Repeat the whole listing below, word for word.

Part of a data file
— Start —
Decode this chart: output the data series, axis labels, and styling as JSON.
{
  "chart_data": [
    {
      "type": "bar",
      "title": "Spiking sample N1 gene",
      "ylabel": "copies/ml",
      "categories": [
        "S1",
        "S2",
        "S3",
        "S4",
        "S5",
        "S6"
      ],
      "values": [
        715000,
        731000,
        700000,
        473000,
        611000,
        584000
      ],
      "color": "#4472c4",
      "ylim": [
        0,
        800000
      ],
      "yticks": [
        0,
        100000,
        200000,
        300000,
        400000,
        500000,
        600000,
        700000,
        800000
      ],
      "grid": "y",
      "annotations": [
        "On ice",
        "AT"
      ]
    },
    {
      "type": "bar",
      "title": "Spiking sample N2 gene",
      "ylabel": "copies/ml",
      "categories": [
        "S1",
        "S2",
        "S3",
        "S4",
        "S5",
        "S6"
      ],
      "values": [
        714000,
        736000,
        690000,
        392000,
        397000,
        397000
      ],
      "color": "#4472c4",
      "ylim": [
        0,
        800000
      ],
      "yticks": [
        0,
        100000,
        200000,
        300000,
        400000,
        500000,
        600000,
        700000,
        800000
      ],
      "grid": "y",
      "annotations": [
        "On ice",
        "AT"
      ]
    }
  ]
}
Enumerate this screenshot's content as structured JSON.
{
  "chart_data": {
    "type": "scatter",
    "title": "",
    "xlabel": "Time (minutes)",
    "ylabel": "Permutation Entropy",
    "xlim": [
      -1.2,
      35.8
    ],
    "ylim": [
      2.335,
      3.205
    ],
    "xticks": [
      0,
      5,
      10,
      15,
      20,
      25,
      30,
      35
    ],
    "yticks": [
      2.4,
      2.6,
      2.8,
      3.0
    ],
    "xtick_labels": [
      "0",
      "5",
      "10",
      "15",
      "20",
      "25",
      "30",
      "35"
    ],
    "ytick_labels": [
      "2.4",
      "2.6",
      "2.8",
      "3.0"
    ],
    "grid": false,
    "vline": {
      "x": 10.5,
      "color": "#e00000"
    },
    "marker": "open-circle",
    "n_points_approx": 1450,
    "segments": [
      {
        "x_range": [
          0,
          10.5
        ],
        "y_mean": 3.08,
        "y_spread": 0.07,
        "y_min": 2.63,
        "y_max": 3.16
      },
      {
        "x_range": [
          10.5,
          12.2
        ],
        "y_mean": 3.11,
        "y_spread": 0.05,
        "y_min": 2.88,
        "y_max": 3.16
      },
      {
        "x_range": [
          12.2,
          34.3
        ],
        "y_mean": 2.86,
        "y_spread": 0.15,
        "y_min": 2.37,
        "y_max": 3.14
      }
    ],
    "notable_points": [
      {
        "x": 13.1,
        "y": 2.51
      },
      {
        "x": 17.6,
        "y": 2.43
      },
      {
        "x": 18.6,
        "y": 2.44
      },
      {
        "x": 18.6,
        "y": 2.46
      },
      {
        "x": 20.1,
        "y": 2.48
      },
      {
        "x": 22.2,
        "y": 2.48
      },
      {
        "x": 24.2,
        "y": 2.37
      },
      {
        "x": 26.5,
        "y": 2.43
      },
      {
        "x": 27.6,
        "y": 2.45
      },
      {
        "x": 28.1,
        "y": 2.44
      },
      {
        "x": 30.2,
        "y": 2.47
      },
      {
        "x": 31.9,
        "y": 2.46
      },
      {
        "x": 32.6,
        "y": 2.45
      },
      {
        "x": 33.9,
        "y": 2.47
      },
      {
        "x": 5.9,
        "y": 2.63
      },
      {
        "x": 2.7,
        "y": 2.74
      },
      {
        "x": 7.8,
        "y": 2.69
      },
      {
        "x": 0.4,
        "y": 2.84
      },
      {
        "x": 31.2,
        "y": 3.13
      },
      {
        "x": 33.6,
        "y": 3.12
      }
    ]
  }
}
— End —
* [Full output]:
Decode this chart: output the data series, axis labels, and styling as JSON.
{
  "chart_data": [
    {
      "type": "bar",
      "title": "Spiking sample N1 gene",
      "ylabel": "copies/ml",
      "categories": [
        "S1",
        "S2",
        "S3",
        "S4",
        "S5",
        "S6"
      ],
      "values": [
        715000,
        731000,
        700000,
        473000,
        611000,
        584000
      ],
      "color": "#4472c4",
      "ylim": [
        0,
        800000
      ],
      "yticks": [
        0,
        100000,
        200000,
        300000,
        400000,
        500000,
        600000,
        700000,
        800000
      ],
      "grid": "y",
      "annotations": [
        "On ice",
        "AT"
      ]
    },
    {
      "type": "bar",
      "title": "Spiking sample N2 gene",
      "ylabel": "copies/ml",
      "categories": [
        "S1",
        "S2",
        "S3",
        "S4",
        "S5",
        "S6"
      ],
      "values": [
        714000,
        736000,
        690000,
        392000,
        397000,
        397000
      ],
      "color": "#4472c4",
      "ylim": [
        0,
        800000
      ],
      "yticks": [
        0,
        100000,
        200000,
        300000,
        400000,
        500000,
        600000,
        700000,
        800000
      ],
      "grid": "y",
      "annotations": [
        "On ice",
        "AT"
      ]
    }
  ]
}
Enumerate this screenshot's content as structured JSON.
{
  "chart_data": {
    "type": "scatter",
    "title": "",
    "xlabel": "Time (minutes)",
    "ylabel": "Permutation Entropy",
    "xlim": [
      -1.2,
      35.8
    ],
    "ylim": [
      2.335,
      3.205
    ],
    "xticks": [
      0,
      5,
      10,
      15,
      20,
      25,
      30,
      35
    ],
    "yticks": [
      2.4,
      2.6,
      2.8,
      3.0
    ],
    "xtick_labels": [
      "0",
      "5",
      "10",
      "15",
      "20",
      "25",
      "30",
      "35"
    ],
    "ytick_labels": [
      "2.4",
      "2.6",
      "2.8",
      "3.0"
    ],
    "grid": false,
    "vline": {
      "x": 10.5,
      "color": "#e00000"
    },
    "marker": "open-circle",
    "n_points_approx": 1450,
    "segments": [
      {
        "x_range": [
          0,
          10.5
        ],
        "y_mean": 3.08,
        "y_spread": 0.07,
        "y_min": 2.63,
        "y_max": 3.16
      },
      {
        "x_range": [
          10.5,
          12.2
        ],
        "y_mean": 3.11,
        "y_spread": 0.05,
        "y_min": 2.88,
        "y_max": 3.16
      },
      {
        "x_range": [
          12.2,
          34.3
        ],
        "y_mean": 2.86,
        "y_spread": 0.15,
        "y_min": 2.37,
        "y_max": 3.14
      }
    ],
    "notable_points": [
      {
        "x": 13.1,
        "y": 2.51
      },
      {
        "x": 17.6,
        "y": 2.43
      },
      {
        "x": 18.6,
        "y": 2.44
      },
      {
        "x": 18.6,
        "y": 2.46
      },
      {
        "x": 20.1,
        "y": 2.48
      },
      {
        "x": 22.2,
        "y": 2.48
      },
      {
        "x": 24.2,
        "y": 2.37
      },
      {
        "x": 26.5,
        "y": 2.43
      },
      {
        "x": 27.6,
        "y": 2.45
      },
      {
        "x": 28.1,
        "y": 2.44
      },
      {
        "x": 30.2,
        "y": 2.47
      },
      {
        "x": 31.9,
        "y": 2.46
      },
      {
        "x": 32.6,
        "y": 2.45
      },
      {
        "x": 33.9,
        "y": 2.47
      },
      {
        "x": 5.9,
        "y": 2.63
      },
      {
        "x": 2.7,
        "y": 2.74
      },
      {
        "x": 7.8,
        "y": 2.69
      },
      {
        "x": 0.4,
        "y": 2.84
      },
      {
        "x": 31.2,
        "y": 3.13
      },
      {
        "x": 33.6,
        "y": 3.12
      }
    ]
  }
}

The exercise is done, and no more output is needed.